Data entries:
"""
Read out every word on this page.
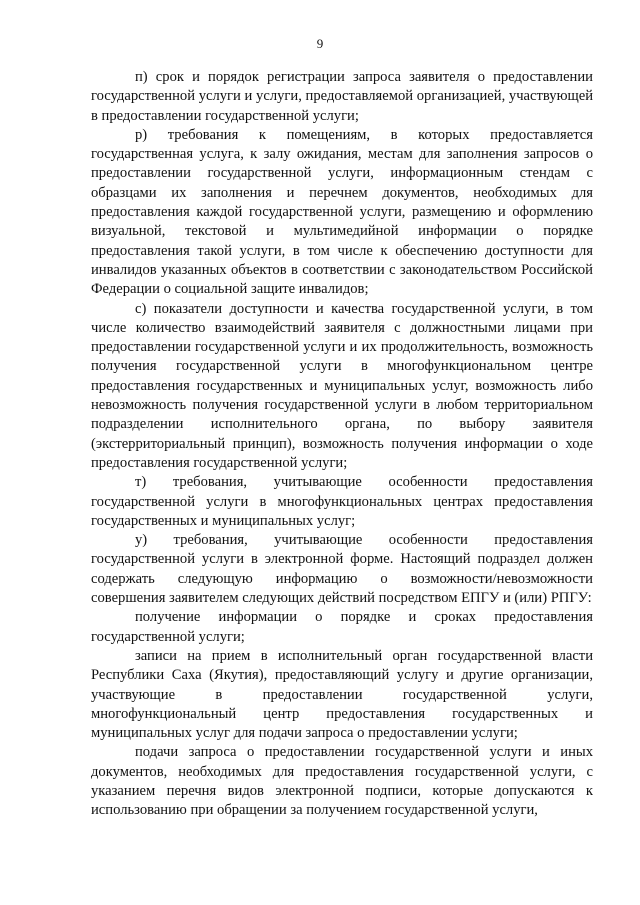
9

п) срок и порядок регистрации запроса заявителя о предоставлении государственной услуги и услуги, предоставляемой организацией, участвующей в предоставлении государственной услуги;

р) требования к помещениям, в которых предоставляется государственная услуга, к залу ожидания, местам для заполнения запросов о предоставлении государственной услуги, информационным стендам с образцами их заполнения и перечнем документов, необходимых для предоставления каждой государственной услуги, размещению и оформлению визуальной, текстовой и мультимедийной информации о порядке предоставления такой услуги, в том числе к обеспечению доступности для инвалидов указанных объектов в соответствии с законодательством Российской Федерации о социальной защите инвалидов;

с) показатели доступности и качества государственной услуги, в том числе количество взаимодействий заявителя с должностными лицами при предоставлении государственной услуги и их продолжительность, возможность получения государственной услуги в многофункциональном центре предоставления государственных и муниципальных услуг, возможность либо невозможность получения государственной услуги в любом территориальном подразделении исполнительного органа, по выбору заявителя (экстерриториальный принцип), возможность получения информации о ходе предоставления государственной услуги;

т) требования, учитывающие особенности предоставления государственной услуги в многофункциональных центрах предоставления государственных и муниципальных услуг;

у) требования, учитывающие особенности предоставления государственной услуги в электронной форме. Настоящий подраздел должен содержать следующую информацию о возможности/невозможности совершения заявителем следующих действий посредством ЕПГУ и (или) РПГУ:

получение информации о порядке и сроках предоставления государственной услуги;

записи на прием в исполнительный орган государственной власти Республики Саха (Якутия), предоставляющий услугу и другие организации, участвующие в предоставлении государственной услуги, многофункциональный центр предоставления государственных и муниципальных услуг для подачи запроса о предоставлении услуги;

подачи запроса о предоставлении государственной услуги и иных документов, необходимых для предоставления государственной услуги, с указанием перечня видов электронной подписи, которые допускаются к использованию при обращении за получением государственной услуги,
"""
"""
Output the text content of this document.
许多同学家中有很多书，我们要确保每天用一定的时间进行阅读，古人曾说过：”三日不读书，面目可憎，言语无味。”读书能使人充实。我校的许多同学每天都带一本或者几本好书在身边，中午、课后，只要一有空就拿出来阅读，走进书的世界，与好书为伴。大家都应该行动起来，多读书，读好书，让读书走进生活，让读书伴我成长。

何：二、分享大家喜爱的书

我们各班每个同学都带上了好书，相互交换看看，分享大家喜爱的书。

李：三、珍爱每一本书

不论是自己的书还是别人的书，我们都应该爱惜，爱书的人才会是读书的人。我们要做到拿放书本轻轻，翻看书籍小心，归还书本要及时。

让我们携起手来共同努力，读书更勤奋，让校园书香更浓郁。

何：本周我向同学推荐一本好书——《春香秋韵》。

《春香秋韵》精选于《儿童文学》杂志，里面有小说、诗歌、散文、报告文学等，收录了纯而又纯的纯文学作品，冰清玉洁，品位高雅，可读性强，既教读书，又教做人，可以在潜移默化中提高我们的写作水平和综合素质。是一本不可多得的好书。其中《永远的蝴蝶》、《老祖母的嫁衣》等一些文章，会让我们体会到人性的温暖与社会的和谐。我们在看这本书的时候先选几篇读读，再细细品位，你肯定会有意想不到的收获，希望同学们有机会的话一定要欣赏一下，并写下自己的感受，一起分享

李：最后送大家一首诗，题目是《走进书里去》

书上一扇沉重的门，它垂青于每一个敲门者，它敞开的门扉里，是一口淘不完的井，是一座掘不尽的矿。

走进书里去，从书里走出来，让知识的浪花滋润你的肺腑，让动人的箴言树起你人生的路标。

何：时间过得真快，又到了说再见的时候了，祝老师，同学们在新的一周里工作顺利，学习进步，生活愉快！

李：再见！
"""
Stated task: Identify each line of the material where the word "this" shows up, and copy it.

Written reply:
Read out every word on this page.
Output the text content of this document.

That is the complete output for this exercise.